(Part of a data file)
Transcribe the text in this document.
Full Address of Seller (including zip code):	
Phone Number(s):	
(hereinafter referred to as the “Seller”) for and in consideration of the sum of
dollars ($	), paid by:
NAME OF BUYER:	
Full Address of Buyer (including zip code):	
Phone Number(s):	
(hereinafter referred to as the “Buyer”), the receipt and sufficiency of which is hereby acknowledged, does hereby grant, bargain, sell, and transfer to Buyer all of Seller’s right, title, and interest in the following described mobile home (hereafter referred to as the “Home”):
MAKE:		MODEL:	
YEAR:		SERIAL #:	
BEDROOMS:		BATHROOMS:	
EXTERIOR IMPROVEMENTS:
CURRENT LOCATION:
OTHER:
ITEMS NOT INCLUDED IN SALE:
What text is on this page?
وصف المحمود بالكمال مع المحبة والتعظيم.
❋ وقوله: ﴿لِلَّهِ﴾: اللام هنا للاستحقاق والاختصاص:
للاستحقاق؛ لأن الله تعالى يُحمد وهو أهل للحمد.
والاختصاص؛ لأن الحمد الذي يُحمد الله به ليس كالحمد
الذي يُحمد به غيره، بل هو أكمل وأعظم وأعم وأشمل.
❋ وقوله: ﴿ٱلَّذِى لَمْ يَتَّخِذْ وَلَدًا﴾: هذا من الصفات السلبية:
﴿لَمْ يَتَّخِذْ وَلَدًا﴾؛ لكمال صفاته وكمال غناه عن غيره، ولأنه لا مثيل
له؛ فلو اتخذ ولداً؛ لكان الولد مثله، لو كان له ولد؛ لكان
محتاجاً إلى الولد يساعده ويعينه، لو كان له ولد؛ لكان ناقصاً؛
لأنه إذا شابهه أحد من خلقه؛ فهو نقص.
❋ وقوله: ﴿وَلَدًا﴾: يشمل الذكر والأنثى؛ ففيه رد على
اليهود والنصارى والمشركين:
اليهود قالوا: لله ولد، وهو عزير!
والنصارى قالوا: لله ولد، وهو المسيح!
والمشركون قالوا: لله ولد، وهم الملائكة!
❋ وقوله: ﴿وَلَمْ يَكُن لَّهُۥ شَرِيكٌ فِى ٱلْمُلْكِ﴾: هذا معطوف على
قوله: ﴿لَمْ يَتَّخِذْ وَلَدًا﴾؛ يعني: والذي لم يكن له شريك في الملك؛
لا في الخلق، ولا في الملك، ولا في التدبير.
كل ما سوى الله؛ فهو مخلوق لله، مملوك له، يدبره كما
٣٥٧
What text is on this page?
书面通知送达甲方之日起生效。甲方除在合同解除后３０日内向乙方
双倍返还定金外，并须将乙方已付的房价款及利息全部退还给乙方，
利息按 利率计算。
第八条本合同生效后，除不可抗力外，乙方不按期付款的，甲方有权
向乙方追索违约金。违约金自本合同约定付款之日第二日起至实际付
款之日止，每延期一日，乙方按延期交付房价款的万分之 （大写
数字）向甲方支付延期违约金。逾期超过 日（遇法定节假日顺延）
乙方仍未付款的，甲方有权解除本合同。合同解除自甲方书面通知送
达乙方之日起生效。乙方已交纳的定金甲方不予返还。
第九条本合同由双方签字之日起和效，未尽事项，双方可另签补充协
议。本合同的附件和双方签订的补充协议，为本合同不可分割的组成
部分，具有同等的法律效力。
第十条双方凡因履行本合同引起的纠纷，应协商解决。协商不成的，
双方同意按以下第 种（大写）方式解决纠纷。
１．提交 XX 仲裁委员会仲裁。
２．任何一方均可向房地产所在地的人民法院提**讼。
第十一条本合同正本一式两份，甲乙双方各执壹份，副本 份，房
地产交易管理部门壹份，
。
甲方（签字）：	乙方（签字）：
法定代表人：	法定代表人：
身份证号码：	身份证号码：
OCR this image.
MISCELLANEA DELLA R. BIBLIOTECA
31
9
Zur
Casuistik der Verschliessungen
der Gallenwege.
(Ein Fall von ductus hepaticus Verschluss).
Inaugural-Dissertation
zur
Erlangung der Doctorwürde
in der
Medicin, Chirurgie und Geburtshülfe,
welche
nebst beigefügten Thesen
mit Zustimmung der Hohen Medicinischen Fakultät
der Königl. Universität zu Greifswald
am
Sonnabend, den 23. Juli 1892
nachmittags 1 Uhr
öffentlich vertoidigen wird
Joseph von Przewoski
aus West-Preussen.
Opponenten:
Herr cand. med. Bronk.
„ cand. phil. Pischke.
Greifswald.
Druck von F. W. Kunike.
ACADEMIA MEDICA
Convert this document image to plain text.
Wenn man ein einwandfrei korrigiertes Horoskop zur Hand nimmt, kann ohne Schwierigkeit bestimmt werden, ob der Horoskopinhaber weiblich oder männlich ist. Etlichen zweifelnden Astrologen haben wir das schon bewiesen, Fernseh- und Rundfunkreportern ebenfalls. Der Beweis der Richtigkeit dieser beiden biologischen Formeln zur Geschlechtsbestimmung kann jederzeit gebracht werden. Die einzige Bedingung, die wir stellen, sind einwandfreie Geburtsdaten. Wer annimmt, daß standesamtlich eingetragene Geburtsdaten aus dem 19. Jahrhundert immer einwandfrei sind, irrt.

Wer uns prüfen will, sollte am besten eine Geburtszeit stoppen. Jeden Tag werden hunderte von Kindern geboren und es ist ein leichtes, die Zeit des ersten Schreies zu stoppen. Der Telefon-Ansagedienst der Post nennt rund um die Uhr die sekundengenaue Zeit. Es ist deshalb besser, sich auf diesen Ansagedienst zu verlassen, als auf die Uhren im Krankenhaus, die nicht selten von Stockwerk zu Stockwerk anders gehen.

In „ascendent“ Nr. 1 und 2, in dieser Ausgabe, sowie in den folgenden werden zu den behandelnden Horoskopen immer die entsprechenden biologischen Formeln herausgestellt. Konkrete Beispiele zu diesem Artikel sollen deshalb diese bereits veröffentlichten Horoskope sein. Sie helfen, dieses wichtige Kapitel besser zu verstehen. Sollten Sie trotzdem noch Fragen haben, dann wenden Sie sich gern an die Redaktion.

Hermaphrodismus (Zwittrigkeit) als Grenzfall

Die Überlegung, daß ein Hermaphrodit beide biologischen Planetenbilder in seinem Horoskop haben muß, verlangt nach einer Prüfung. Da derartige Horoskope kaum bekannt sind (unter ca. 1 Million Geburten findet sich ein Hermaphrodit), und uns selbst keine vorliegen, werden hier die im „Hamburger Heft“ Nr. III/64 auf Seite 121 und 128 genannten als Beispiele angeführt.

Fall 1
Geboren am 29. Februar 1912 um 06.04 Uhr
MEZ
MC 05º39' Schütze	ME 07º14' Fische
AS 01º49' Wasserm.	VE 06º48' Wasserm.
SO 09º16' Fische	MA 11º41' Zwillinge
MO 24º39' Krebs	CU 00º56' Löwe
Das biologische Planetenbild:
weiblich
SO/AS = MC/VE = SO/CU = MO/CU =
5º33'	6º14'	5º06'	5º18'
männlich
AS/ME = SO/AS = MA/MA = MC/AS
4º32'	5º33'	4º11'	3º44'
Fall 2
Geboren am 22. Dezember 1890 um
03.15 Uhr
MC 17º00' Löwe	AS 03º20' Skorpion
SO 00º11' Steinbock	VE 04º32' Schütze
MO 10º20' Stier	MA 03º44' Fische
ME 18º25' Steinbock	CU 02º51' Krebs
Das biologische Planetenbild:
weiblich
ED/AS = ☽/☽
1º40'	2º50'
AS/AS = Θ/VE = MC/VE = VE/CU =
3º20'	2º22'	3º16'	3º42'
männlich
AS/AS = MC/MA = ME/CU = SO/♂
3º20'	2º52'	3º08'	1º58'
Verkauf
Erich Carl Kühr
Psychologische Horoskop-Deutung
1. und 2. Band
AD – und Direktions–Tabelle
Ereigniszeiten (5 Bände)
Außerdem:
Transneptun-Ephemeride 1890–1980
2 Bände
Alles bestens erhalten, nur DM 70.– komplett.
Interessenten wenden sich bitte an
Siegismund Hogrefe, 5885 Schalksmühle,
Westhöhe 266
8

WHAT NEEDS TO BE DONE
Sift through the entries and copy every line with "Löwe".

WRITTEN ANSWER
MO 24º39' Krebs	CU 00º56' Löwe
MC 17º00' Löwe	AS 03º20' Skorpion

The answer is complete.